## WORK TO BE COMPLETED:
Every record should be written out exactly, with the pictures left out.

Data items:

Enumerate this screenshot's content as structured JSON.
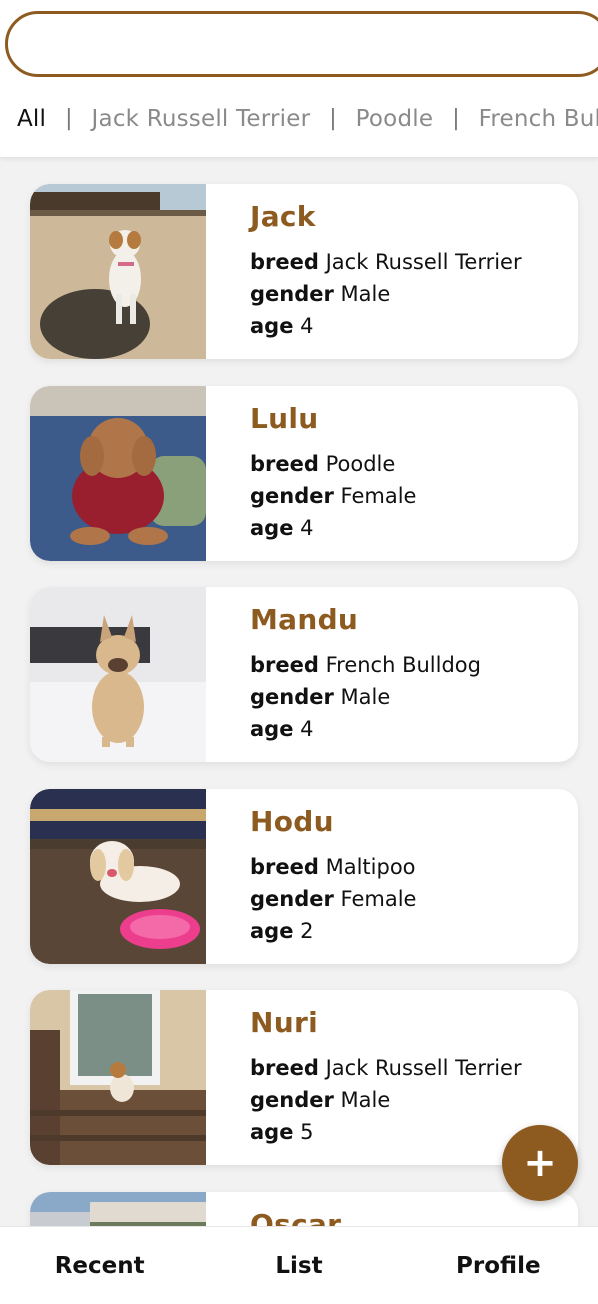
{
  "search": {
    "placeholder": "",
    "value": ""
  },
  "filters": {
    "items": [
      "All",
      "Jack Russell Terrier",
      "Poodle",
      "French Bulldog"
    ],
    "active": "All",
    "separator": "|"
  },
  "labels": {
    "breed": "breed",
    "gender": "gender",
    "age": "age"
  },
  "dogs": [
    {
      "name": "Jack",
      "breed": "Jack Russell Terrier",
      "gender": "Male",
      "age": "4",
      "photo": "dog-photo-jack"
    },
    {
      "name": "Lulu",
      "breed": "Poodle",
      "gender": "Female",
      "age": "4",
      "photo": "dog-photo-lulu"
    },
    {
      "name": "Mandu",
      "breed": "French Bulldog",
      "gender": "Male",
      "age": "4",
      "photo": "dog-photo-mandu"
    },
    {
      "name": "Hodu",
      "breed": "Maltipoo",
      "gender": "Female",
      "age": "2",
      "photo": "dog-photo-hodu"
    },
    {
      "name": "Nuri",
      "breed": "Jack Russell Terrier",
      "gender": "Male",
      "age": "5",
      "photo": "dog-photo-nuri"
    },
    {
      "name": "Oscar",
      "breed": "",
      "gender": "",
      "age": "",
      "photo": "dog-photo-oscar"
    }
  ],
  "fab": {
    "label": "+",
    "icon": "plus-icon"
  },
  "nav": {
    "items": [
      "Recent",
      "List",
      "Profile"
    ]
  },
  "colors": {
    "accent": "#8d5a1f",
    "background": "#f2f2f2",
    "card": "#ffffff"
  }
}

## REPLY:
Enumerate this screenshot's content as structured JSON.
{
  "search": {
    "placeholder": "",
    "value": ""
  },
  "filters": {
    "items": [
      "All",
      "Jack Russell Terrier",
      "Poodle",
      "French Bulldog"
    ],
    "active": "All",
    "separator": "|"
  },
  "labels": {
    "breed": "breed",
    "gender": "gender",
    "age": "age"
  },
  "dogs": [
    {
      "name": "Jack",
      "breed": "Jack Russell Terrier",
      "gender": "Male",
      "age": "4",
      "photo": "dog-photo-jack"
    },
    {
      "name": "Lulu",
      "breed": "Poodle",
      "gender": "Female",
      "age": "4",
      "photo": "dog-photo-lulu"
    },
    {
      "name": "Mandu",
      "breed": "French Bulldog",
      "gender": "Male",
      "age": "4",
      "photo": "dog-photo-mandu"
    },
    {
      "name": "Hodu",
      "breed": "Maltipoo",
      "gender": "Female",
      "age": "2",
      "photo": "dog-photo-hodu"
    },
    {
      "name": "Nuri",
      "breed": "Jack Russell Terrier",
      "gender": "Male",
      "age": "5",
      "photo": "dog-photo-nuri"
    },
    {
      "name": "Oscar",
      "breed": "",
      "gender": "",
      "age": "",
      "photo": "dog-photo-oscar"
    }
  ],
  "fab": {
    "label": "+",
    "icon": "plus-icon"
  },
  "nav": {
    "items": [
      "Recent",
      "List",
      "Profile"
    ]
  },
  "colors": {
    "accent": "#8d5a1f",
    "background": "#f2f2f2",
    "card": "#ffffff"
  }
}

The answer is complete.